PROBLEM REQUIREMENTS |
Answer these about the text on communication jobs:
(a) Where should you keep a Burp your Monster! button if you take one home?
(b) Which two kinds of communication job does the text name?
(c) What does it say people who stay in the box are creating?

DOCUMENT TEXT |
Where are your thoughts on the job
(usually)? At a leadership or operational
(action) level?
What is your behavior on the job
(usually)? Are you usually reactive or
purposeful?
What is your mental energy on the job
(usually)? Are you usually on automatic
or creative?
If you take a Burp your Monster!
button home with you, keep it where you can see
it. It can be really tempting to scurry back
into "the box" when organizational situations
get hot and we're in the line of fire.
Let me say it again: Whether your job is
internal or external communication, get
passionate about doing it or please do something
else. It's an important job. It can add
organizational value.
People who stay in the box--and live their
professional careers "kissing box"--are playing
it safe, following marching orders and creating
corporate gorillas who wreak havoc on the rest
of us.
The transition from technician Let
me take you through a Transition Process Model.

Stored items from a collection

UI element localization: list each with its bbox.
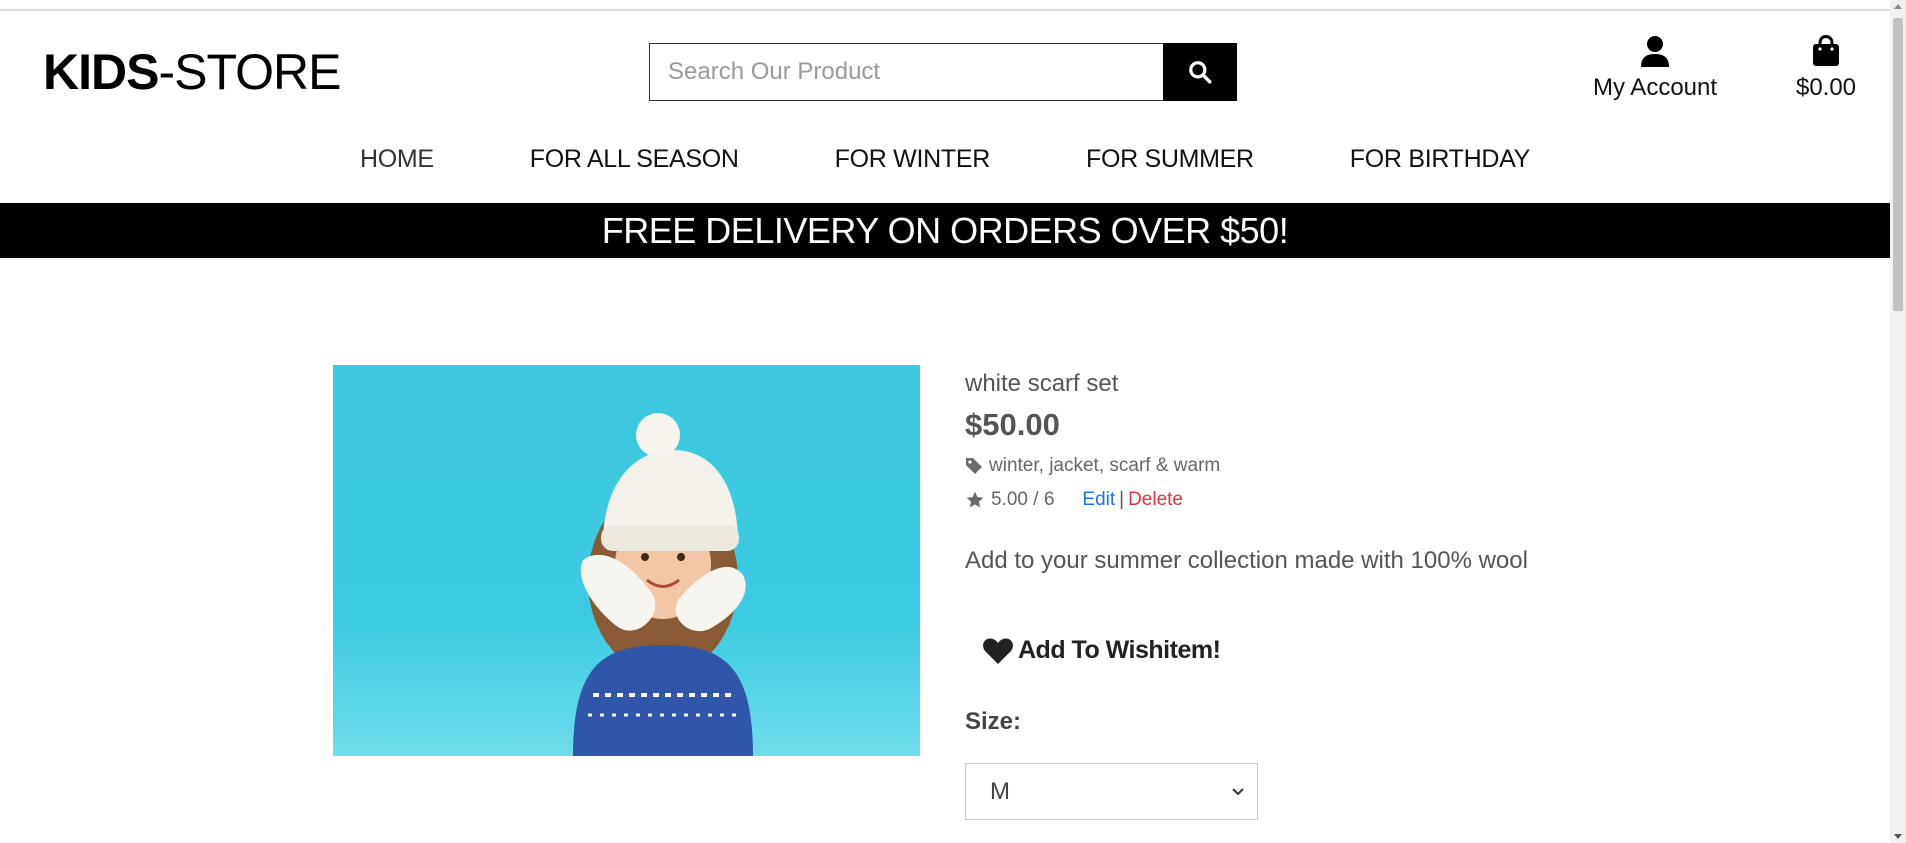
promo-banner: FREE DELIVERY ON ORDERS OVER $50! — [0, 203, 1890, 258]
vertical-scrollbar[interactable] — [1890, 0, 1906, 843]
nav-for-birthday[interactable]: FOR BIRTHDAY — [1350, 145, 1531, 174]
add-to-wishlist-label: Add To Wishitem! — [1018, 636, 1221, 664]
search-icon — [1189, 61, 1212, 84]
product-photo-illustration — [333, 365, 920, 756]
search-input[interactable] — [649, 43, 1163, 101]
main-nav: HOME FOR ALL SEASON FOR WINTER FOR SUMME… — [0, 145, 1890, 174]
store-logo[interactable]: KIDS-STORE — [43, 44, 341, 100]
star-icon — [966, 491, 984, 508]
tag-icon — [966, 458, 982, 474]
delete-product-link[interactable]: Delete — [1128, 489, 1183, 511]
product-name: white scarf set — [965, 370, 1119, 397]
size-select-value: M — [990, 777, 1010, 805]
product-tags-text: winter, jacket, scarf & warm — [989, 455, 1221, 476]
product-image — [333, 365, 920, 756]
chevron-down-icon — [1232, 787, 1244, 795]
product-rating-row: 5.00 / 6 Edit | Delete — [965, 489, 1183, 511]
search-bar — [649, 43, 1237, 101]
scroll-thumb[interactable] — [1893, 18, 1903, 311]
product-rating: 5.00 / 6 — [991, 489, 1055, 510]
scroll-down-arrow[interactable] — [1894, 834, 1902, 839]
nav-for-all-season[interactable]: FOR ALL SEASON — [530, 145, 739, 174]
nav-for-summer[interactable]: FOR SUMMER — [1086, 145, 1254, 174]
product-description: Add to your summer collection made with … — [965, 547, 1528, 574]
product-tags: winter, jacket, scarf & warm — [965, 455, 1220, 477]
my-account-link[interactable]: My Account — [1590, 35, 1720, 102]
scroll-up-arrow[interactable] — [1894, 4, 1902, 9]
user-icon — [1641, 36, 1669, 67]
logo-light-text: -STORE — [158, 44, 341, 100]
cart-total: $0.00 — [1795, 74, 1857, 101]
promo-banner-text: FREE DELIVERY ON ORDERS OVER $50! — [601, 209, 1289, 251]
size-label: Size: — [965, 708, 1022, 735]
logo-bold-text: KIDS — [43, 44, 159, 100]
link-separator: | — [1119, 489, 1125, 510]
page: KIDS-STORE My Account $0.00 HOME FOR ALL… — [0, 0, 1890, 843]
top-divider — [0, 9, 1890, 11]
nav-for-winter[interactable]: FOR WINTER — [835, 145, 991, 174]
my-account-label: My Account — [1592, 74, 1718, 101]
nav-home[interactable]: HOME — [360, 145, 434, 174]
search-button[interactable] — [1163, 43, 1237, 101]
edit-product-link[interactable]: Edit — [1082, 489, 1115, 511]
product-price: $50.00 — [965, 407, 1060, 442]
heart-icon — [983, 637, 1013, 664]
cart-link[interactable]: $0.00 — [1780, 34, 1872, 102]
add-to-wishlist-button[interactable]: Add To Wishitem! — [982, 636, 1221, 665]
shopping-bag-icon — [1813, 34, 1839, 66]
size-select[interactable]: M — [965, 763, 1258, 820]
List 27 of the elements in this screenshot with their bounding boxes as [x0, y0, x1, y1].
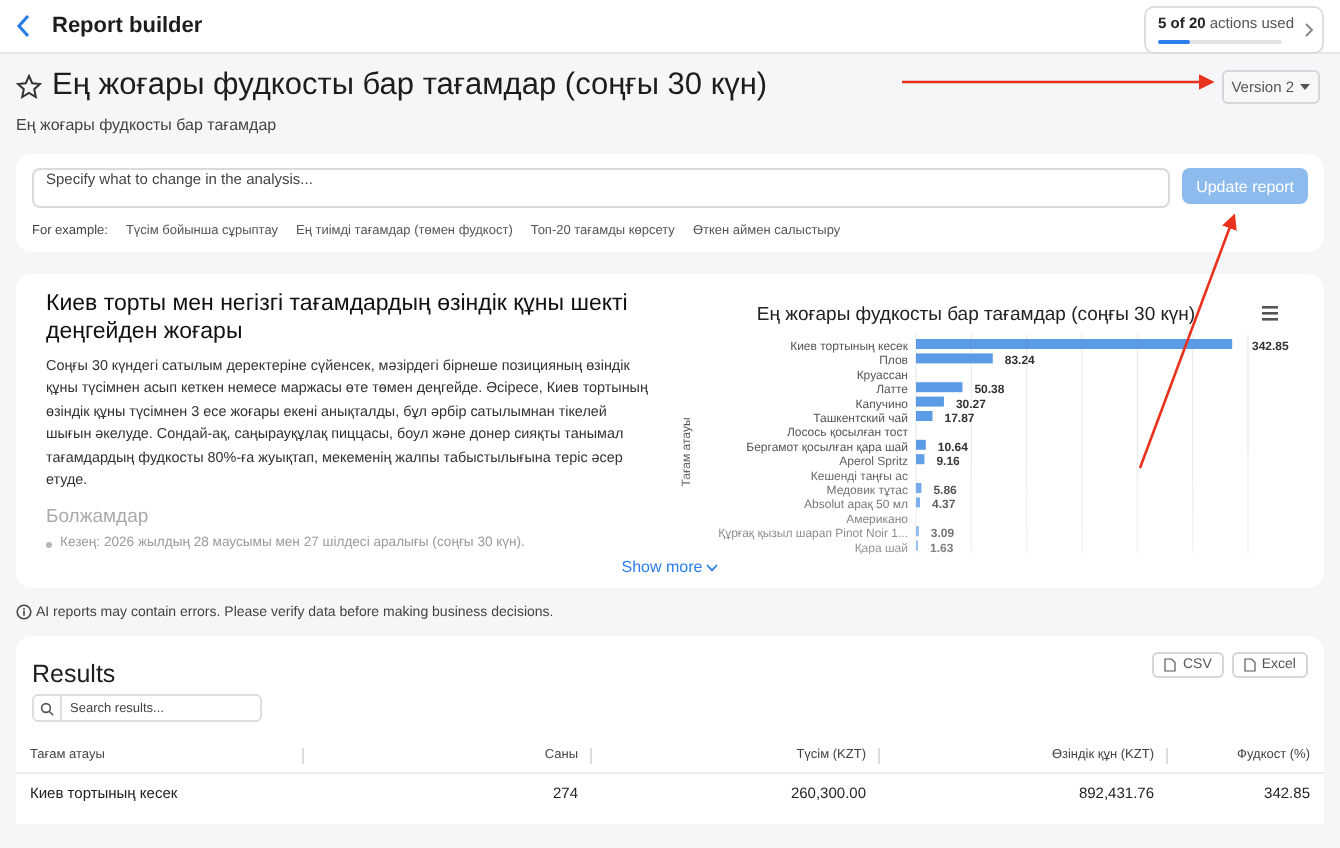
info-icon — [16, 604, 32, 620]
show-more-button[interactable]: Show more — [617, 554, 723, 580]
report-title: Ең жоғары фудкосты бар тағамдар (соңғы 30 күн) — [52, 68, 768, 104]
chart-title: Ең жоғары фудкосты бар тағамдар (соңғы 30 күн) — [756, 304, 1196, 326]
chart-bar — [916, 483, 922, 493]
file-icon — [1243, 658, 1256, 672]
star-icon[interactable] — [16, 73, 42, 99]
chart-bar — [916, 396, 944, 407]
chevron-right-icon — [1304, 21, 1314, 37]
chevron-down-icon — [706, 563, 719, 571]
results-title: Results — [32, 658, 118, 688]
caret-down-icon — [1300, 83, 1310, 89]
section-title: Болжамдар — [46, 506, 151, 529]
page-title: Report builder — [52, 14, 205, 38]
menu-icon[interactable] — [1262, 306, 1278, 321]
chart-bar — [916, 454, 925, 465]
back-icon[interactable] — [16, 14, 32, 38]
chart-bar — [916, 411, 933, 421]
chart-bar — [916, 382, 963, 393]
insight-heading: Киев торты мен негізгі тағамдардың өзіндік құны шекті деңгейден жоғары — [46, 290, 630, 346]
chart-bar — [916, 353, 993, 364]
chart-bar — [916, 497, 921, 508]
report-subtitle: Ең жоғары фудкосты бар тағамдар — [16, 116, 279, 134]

FINISHED EXERCISE |
(a) Where you can see it.
(b) Internal and external communication.
(c) Corporate gorillas who wreak havoc on the rest of us.